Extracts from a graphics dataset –
************

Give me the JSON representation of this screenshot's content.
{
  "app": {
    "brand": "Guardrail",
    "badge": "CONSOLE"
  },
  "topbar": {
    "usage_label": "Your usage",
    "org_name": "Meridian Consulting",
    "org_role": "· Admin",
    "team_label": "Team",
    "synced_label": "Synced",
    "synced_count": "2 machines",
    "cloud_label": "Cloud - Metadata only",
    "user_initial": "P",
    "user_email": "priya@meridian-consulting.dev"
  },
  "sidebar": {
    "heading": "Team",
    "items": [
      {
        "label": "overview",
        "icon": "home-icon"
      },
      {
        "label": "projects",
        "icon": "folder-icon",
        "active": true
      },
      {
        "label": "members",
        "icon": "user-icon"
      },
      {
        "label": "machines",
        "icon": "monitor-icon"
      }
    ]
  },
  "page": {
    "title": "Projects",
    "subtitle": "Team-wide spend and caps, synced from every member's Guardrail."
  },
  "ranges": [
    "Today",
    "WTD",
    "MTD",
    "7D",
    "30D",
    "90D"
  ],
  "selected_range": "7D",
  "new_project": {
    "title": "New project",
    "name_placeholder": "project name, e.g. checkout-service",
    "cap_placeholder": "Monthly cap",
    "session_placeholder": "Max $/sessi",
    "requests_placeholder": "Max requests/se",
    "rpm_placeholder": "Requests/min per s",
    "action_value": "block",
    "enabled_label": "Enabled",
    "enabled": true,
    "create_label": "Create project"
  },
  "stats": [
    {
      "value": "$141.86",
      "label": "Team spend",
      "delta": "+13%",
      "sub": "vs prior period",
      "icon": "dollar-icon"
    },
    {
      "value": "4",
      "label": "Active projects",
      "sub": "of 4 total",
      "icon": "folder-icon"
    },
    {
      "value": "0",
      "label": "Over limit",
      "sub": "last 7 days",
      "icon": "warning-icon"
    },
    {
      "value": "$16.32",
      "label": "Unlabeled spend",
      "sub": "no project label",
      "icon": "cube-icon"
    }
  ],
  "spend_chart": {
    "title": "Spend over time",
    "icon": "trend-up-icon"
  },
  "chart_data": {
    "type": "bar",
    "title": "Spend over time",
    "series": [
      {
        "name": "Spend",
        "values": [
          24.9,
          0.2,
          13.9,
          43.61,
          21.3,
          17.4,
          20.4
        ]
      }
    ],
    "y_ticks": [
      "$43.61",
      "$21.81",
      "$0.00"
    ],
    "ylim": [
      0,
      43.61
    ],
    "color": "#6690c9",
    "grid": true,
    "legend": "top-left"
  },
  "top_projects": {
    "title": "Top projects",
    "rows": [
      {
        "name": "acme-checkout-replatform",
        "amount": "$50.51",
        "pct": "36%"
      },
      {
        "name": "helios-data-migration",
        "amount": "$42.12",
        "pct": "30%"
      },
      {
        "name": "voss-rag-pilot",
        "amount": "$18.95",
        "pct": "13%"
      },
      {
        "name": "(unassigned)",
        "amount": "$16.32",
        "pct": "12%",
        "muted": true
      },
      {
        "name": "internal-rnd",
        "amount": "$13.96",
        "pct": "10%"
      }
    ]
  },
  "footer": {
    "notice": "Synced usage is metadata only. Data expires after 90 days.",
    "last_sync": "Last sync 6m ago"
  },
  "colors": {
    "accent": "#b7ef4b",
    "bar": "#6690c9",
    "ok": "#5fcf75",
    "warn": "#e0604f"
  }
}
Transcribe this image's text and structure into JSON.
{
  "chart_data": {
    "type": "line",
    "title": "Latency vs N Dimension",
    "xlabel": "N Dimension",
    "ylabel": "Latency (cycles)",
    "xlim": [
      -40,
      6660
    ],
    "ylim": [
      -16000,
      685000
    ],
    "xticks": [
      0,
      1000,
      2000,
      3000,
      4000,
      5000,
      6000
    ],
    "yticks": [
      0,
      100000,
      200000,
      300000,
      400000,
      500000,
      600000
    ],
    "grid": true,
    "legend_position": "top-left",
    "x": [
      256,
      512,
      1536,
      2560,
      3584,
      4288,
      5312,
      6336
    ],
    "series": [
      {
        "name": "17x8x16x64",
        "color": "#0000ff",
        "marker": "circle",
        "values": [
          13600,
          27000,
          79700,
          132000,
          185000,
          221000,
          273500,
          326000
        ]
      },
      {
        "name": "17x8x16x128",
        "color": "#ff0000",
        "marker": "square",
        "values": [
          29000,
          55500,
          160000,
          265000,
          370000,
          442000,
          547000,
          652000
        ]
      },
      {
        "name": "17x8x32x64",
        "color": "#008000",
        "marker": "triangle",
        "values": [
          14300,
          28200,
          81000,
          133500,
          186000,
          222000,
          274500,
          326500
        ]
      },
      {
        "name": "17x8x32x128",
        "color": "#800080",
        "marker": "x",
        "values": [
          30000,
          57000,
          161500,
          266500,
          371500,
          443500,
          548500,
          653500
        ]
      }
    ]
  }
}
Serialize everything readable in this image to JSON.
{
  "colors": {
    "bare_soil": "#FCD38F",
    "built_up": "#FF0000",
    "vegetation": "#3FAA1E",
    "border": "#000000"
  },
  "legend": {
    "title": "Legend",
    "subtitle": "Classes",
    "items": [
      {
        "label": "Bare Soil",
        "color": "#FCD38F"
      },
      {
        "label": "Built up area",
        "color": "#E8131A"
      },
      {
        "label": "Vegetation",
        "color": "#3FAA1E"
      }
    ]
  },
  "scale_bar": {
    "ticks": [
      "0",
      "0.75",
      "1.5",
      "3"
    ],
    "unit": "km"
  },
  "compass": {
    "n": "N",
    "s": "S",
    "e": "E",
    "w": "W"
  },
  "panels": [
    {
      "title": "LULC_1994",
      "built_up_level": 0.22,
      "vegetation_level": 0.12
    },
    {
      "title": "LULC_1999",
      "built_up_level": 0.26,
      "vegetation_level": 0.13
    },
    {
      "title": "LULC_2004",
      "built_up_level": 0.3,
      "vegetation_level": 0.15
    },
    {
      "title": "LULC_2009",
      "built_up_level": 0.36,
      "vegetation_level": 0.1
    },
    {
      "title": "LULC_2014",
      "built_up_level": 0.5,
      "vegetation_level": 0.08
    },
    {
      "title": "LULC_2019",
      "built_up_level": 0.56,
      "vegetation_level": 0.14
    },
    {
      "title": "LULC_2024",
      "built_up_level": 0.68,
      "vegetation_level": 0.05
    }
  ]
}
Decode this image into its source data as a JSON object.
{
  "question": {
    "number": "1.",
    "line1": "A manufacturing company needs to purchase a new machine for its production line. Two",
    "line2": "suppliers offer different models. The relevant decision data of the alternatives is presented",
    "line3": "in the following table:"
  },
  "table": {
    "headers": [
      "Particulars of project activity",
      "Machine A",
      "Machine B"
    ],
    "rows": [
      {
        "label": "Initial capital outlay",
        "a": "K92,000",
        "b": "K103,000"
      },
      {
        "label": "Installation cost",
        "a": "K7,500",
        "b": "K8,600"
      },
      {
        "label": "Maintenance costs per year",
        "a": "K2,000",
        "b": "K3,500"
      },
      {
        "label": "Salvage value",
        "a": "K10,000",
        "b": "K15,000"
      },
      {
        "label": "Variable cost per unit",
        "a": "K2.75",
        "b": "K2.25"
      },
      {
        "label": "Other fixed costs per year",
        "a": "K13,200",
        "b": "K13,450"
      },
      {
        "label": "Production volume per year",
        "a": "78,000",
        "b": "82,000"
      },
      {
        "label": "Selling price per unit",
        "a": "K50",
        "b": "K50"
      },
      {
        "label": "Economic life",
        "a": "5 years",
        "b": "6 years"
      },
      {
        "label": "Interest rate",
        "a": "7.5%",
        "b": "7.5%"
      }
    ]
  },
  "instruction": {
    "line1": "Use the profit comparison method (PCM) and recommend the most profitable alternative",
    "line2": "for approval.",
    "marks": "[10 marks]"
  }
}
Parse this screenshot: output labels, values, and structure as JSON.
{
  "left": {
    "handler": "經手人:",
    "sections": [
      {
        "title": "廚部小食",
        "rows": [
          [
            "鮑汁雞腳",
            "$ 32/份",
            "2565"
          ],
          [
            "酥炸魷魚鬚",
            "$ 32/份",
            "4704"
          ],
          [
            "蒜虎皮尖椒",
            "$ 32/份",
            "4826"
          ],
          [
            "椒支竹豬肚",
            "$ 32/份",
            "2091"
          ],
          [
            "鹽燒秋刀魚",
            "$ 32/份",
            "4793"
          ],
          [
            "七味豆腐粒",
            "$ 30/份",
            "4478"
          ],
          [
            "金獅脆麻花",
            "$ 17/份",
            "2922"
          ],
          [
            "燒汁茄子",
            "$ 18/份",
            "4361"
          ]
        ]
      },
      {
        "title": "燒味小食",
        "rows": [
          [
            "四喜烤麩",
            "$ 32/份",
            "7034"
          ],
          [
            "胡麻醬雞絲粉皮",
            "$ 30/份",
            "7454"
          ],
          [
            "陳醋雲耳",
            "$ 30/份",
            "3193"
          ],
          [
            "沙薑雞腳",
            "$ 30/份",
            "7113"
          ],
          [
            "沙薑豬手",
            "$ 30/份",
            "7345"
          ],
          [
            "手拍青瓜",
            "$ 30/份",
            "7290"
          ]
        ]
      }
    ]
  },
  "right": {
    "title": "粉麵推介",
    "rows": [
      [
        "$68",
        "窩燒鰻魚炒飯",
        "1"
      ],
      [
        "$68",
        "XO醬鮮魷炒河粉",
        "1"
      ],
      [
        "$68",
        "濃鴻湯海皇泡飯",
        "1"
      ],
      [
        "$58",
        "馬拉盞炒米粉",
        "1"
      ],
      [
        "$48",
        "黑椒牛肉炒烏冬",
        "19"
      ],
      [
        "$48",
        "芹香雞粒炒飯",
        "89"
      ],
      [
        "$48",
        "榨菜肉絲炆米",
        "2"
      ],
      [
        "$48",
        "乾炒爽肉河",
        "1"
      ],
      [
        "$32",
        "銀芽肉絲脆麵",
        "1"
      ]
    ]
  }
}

************

What to work on –
Your task is to gather every line with the word "days" and copy it.

Task answer –
      "sub": "last 7 days",
    "notice": "Synced usage is metadata only. Data expires after 90 days.",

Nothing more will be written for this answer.